Exercise materials »
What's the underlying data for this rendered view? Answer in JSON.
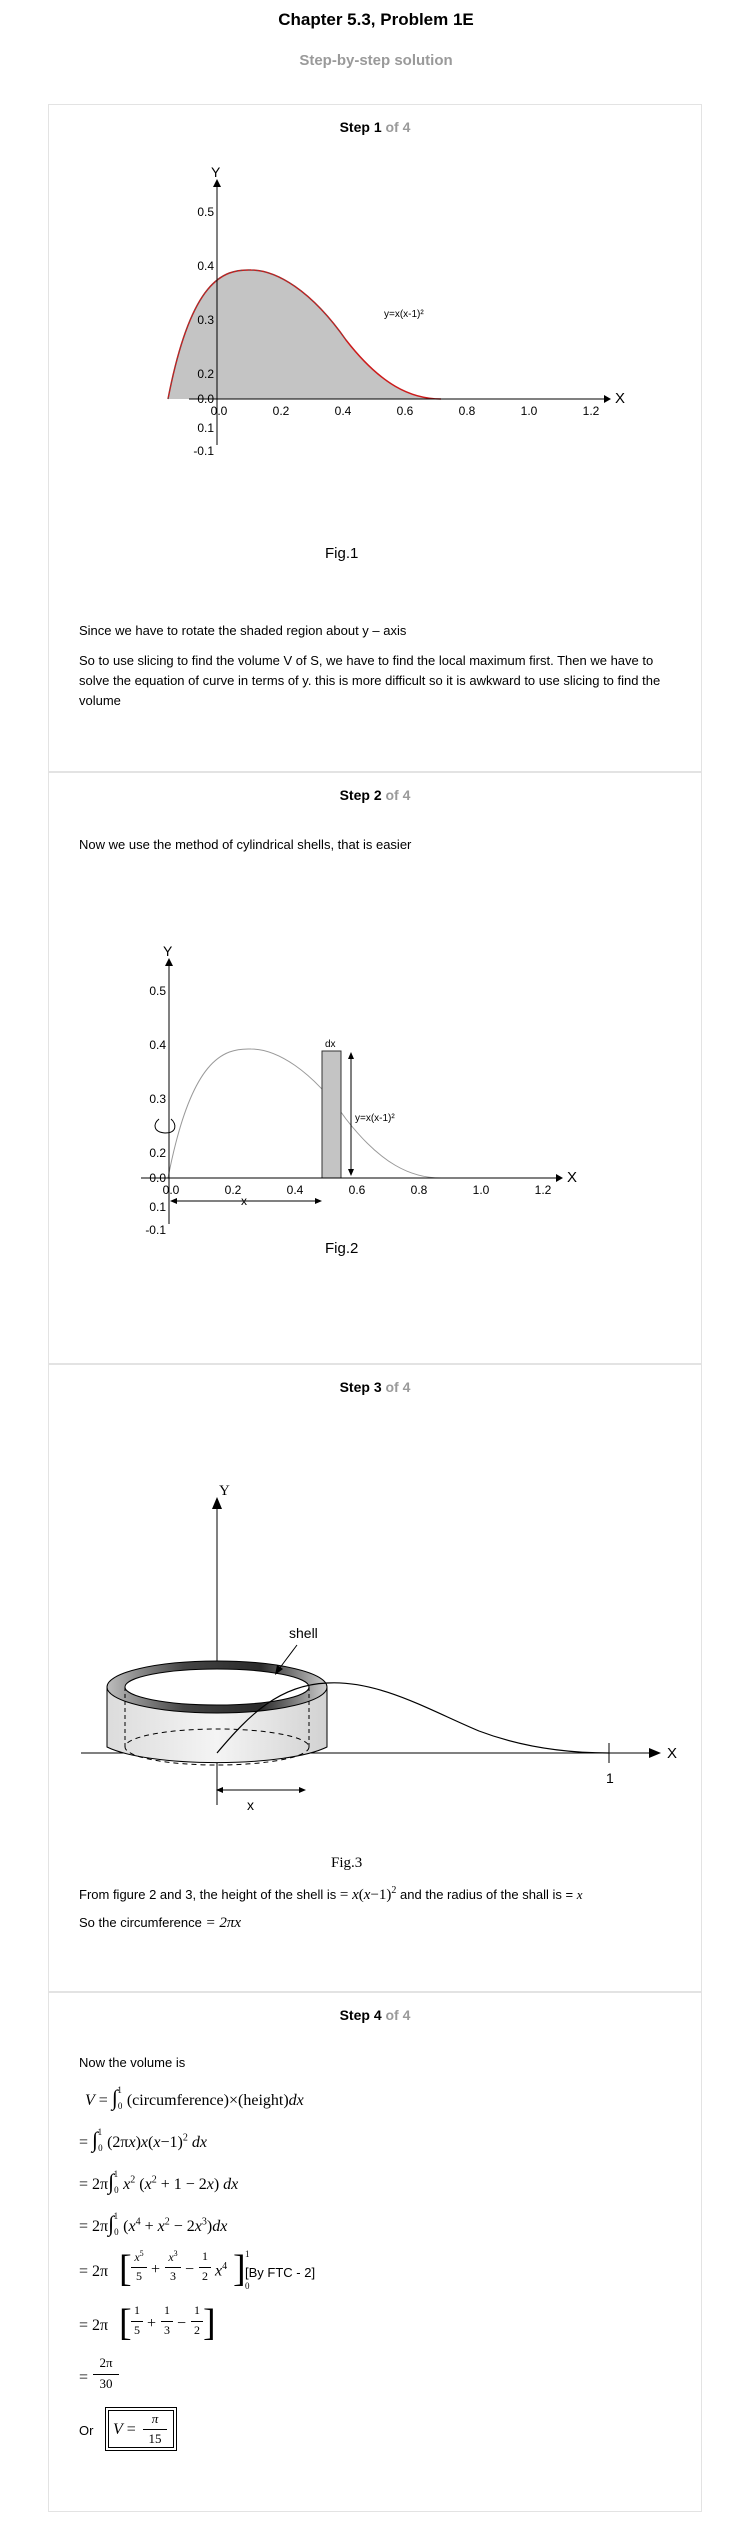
{
  "header": {
    "title": "Chapter 5.3, Problem 1E",
    "subtitle": "Step-by-step solution"
  },
  "steps": [
    {
      "num": "Step 1",
      "of": " of 4",
      "figure": {
        "x_label": "X",
        "y_label": "Y",
        "x_ticks": [
          "0.0",
          "0.2",
          "0.4",
          "0.6",
          "0.8",
          "1.0",
          "1.2"
        ],
        "y_ticks": [
          "0.5",
          "0.4",
          "0.3",
          "0.2",
          "0.1",
          "0.0",
          "-0.1"
        ],
        "curve_label": "y=x(x-1)²",
        "caption": "Fig.1"
      },
      "para1": "Since we have to rotate the shaded region about y – axis",
      "para2": "So to use slicing to find the volume V of S, we have to find the local maximum first. Then we have to solve the equation of curve in terms of y. this is more difficult so it is awkward to use slicing to find the volume"
    },
    {
      "num": "Step 2",
      "of": " of 4",
      "para1": "Now we use the method of cylindrical shells, that is easier",
      "figure": {
        "x_label": "X",
        "y_label": "Y",
        "x_ticks": [
          "0.0",
          "0.2",
          "0.4",
          "0.6",
          "0.8",
          "1.0",
          "1.2"
        ],
        "y_ticks": [
          "0.5",
          "0.4",
          "0.3",
          "0.2",
          "0.1",
          "0.0",
          "-0.1"
        ],
        "curve_label": "y=x(x-1)²",
        "dx_label": "dx",
        "x_mark": "x",
        "caption": "Fig.2"
      }
    },
    {
      "num": "Step 3",
      "of": " of 4",
      "figure": {
        "y_label": "Y",
        "x_label": "X",
        "shell_label": "shell",
        "one_label": "1",
        "x_mark": "x",
        "caption": "Fig.3"
      },
      "line1_a": "From figure 2 and 3, the height of the shell is",
      "line1_b": "and the radius of the shall is =",
      "line1_x": "x",
      "line2_a": "So the circumference",
      "line2_math": "= 2πx"
    },
    {
      "num": "Step 4",
      "of": " of 4",
      "intro": "Now the volume is",
      "ftc": "[By FTC - 2]",
      "or_label": "Or"
    }
  ]
}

Work instructions » Skip the pictures, then retype every line above exactly.

Response »
What's the underlying data for this rendered view? Answer in JSON.
{
  "header": {
    "title": "Chapter 5.3, Problem 1E",
    "subtitle": "Step-by-step solution"
  },
  "steps": [
    {
      "num": "Step 1",
      "of": " of 4",
      "figure": {
        "x_label": "X",
        "y_label": "Y",
        "x_ticks": [
          "0.0",
          "0.2",
          "0.4",
          "0.6",
          "0.8",
          "1.0",
          "1.2"
        ],
        "y_ticks": [
          "0.5",
          "0.4",
          "0.3",
          "0.2",
          "0.1",
          "0.0",
          "-0.1"
        ],
        "curve_label": "y=x(x-1)²",
        "caption": "Fig.1"
      },
      "para1": "Since we have to rotate the shaded region about y – axis",
      "para2": "So to use slicing to find the volume V of S, we have to find the local maximum first. Then we have to solve the equation of curve in terms of y. this is more difficult so it is awkward to use slicing to find the volume"
    },
    {
      "num": "Step 2",
      "of": " of 4",
      "para1": "Now we use the method of cylindrical shells, that is easier",
      "figure": {
        "x_label": "X",
        "y_label": "Y",
        "x_ticks": [
          "0.0",
          "0.2",
          "0.4",
          "0.6",
          "0.8",
          "1.0",
          "1.2"
        ],
        "y_ticks": [
          "0.5",
          "0.4",
          "0.3",
          "0.2",
          "0.1",
          "0.0",
          "-0.1"
        ],
        "curve_label": "y=x(x-1)²",
        "dx_label": "dx",
        "x_mark": "x",
        "caption": "Fig.2"
      }
    },
    {
      "num": "Step 3",
      "of": " of 4",
      "figure": {
        "y_label": "Y",
        "x_label": "X",
        "shell_label": "shell",
        "one_label": "1",
        "x_mark": "x",
        "caption": "Fig.3"
      },
      "line1_a": "From figure 2 and 3, the height of the shell is",
      "line1_b": "and the radius of the shall is =",
      "line1_x": "x",
      "line2_a": "So the circumference",
      "line2_math": "= 2πx"
    },
    {
      "num": "Step 4",
      "of": " of 4",
      "intro": "Now the volume is",
      "ftc": "[By FTC - 2]",
      "or_label": "Or"
    }
  ]
}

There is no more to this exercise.